**Task instructions:** Count how many lines of the material below have the word "Bệnh" and give only the number.

**Given records:**
▬▬▬▬▬▬

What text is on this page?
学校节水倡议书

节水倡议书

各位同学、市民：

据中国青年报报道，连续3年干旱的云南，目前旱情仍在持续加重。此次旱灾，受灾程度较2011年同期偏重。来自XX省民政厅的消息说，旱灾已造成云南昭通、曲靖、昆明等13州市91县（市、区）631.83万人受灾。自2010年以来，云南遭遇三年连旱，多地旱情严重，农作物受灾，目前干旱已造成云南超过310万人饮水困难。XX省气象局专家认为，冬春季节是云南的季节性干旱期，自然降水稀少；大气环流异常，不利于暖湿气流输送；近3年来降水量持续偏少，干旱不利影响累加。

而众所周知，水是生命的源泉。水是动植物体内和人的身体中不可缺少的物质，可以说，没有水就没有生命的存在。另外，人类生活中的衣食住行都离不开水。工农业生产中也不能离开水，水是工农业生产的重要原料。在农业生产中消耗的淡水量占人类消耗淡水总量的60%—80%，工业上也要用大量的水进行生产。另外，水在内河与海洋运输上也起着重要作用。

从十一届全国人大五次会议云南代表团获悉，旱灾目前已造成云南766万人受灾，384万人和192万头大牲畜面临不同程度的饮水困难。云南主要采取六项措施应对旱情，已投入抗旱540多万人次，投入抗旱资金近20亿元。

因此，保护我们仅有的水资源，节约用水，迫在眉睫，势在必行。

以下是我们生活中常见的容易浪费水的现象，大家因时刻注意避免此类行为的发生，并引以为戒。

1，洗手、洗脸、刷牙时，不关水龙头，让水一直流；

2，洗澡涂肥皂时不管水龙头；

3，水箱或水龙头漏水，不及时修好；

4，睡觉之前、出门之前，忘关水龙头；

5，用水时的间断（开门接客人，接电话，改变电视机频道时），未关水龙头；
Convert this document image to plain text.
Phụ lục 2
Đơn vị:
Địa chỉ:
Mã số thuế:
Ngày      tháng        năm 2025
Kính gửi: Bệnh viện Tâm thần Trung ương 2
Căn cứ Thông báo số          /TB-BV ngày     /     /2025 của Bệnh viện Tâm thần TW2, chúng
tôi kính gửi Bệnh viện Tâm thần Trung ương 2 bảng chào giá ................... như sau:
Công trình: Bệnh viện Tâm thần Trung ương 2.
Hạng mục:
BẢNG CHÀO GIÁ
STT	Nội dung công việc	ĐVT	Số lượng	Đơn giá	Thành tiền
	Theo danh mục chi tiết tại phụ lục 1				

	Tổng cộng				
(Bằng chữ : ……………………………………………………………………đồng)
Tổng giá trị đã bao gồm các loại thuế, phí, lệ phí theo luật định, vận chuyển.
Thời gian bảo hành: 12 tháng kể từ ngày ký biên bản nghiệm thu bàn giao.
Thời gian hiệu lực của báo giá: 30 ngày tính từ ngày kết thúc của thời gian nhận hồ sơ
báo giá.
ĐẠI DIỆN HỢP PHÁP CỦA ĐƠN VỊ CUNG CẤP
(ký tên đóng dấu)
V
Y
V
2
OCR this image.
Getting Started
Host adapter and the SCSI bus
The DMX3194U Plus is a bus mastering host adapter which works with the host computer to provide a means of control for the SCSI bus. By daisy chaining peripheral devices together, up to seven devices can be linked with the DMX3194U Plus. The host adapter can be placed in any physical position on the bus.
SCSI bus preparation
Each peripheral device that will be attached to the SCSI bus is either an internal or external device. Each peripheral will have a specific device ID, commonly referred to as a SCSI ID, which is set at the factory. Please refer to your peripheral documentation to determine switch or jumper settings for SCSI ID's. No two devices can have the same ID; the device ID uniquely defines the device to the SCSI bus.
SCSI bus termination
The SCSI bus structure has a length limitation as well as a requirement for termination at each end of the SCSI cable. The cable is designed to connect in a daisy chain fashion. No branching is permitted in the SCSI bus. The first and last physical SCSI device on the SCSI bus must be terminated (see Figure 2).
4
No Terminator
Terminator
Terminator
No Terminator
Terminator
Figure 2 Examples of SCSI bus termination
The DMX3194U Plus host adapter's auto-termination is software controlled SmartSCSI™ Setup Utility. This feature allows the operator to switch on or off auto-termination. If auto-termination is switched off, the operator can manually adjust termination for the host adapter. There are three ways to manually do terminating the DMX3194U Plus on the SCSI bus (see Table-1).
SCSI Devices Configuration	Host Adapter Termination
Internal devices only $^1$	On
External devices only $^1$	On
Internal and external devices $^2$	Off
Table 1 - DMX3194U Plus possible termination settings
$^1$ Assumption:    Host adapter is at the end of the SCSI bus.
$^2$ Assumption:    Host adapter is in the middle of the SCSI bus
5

▬▬▬▬▬▬

**Solution to this task:** 4